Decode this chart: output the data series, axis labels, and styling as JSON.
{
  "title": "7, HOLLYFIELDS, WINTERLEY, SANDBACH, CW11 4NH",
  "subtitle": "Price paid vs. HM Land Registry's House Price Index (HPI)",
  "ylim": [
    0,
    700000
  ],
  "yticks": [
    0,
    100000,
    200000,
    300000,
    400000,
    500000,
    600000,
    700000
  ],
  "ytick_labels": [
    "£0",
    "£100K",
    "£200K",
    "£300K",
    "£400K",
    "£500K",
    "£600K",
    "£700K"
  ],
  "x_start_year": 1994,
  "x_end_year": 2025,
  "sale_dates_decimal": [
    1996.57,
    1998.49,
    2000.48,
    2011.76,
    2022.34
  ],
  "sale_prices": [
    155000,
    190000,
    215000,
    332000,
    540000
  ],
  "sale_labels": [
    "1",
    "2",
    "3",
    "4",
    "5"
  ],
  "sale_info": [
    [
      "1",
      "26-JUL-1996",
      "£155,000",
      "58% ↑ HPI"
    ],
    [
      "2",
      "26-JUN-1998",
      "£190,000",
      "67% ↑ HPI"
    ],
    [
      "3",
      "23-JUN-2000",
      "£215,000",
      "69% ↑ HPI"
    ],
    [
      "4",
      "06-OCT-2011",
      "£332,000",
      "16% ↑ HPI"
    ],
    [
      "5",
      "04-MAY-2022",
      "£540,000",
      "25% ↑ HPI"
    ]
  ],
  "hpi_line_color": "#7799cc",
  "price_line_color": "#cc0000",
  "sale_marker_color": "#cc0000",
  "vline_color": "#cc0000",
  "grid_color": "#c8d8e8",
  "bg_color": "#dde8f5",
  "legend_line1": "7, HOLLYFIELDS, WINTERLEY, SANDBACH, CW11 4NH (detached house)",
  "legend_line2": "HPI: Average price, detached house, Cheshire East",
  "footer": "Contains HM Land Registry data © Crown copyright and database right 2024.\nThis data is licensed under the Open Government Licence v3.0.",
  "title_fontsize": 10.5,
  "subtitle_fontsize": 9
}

- WHAT THE TASK ASKS:
Return each entry from the material above exactly as it appears.

- TASK SOLUTION:
Decode this chart: output the data series, axis labels, and styling as JSON.
{
  "title": "7, HOLLYFIELDS, WINTERLEY, SANDBACH, CW11 4NH",
  "subtitle": "Price paid vs. HM Land Registry's House Price Index (HPI)",
  "ylim": [
    0,
    700000
  ],
  "yticks": [
    0,
    100000,
    200000,
    300000,
    400000,
    500000,
    600000,
    700000
  ],
  "ytick_labels": [
    "£0",
    "£100K",
    "£200K",
    "£300K",
    "£400K",
    "£500K",
    "£600K",
    "£700K"
  ],
  "x_start_year": 1994,
  "x_end_year": 2025,
  "sale_dates_decimal": [
    1996.57,
    1998.49,
    2000.48,
    2011.76,
    2022.34
  ],
  "sale_prices": [
    155000,
    190000,
    215000,
    332000,
    540000
  ],
  "sale_labels": [
    "1",
    "2",
    "3",
    "4",
    "5"
  ],
  "sale_info": [
    [
      "1",
      "26-JUL-1996",
      "£155,000",
      "58% ↑ HPI"
    ],
    [
      "2",
      "26-JUN-1998",
      "£190,000",
      "67% ↑ HPI"
    ],
    [
      "3",
      "23-JUN-2000",
      "£215,000",
      "69% ↑ HPI"
    ],
    [
      "4",
      "06-OCT-2011",
      "£332,000",
      "16% ↑ HPI"
    ],
    [
      "5",
      "04-MAY-2022",
      "£540,000",
      "25% ↑ HPI"
    ]
  ],
  "hpi_line_color": "#7799cc",
  "price_line_color": "#cc0000",
  "sale_marker_color": "#cc0000",
  "vline_color": "#cc0000",
  "grid_color": "#c8d8e8",
  "bg_color": "#dde8f5",
  "legend_line1": "7, HOLLYFIELDS, WINTERLEY, SANDBACH, CW11 4NH (detached house)",
  "legend_line2": "HPI: Average price, detached house, Cheshire East",
  "footer": "Contains HM Land Registry data © Crown copyright and database right 2024.\nThis data is licensed under the Open Government Licence v3.0.",
  "title_fontsize": 10.5,
  "subtitle_fontsize": 9
}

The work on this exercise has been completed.